--- Start Source data ---
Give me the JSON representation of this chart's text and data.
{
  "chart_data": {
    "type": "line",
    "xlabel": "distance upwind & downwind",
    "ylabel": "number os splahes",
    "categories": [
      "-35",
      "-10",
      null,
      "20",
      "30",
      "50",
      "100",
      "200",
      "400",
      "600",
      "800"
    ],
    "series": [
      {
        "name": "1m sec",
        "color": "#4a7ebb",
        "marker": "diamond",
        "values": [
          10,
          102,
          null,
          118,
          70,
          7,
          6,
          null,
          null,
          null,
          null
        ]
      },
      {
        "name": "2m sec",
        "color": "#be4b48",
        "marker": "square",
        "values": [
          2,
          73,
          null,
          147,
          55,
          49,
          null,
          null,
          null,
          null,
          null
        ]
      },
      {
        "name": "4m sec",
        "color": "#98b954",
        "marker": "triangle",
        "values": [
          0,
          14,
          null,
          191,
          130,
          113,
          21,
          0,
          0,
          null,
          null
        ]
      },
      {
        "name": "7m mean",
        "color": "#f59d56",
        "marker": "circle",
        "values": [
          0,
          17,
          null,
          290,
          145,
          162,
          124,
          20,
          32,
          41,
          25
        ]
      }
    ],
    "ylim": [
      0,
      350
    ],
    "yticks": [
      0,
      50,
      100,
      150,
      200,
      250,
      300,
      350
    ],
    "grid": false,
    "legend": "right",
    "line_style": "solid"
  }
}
--- End Source data ---
- **Directions for this task**
Print every entry exactly as it appears.

- **Answer to this exercise**
Give me the JSON representation of this chart's text and data.
{
  "chart_data": {
    "type": "line",
    "xlabel": "distance upwind & downwind",
    "ylabel": "number os splahes",
    "categories": [
      "-35",
      "-10",
      null,
      "20",
      "30",
      "50",
      "100",
      "200",
      "400",
      "600",
      "800"
    ],
    "series": [
      {
        "name": "1m sec",
        "color": "#4a7ebb",
        "marker": "diamond",
        "values": [
          10,
          102,
          null,
          118,
          70,
          7,
          6,
          null,
          null,
          null,
          null
        ]
      },
      {
        "name": "2m sec",
        "color": "#be4b48",
        "marker": "square",
        "values": [
          2,
          73,
          null,
          147,
          55,
          49,
          null,
          null,
          null,
          null,
          null
        ]
      },
      {
        "name": "4m sec",
        "color": "#98b954",
        "marker": "triangle",
        "values": [
          0,
          14,
          null,
          191,
          130,
          113,
          21,
          0,
          0,
          null,
          null
        ]
      },
      {
        "name": "7m mean",
        "color": "#f59d56",
        "marker": "circle",
        "values": [
          0,
          17,
          null,
          290,
          145,
          162,
          124,
          20,
          32,
          41,
          25
        ]
      }
    ],
    "ylim": [
      0,
      350
    ],
    "yticks": [
      0,
      50,
      100,
      150,
      200,
      250,
      300,
      350
    ],
    "grid": false,
    "legend": "right",
    "line_style": "solid"
  }
}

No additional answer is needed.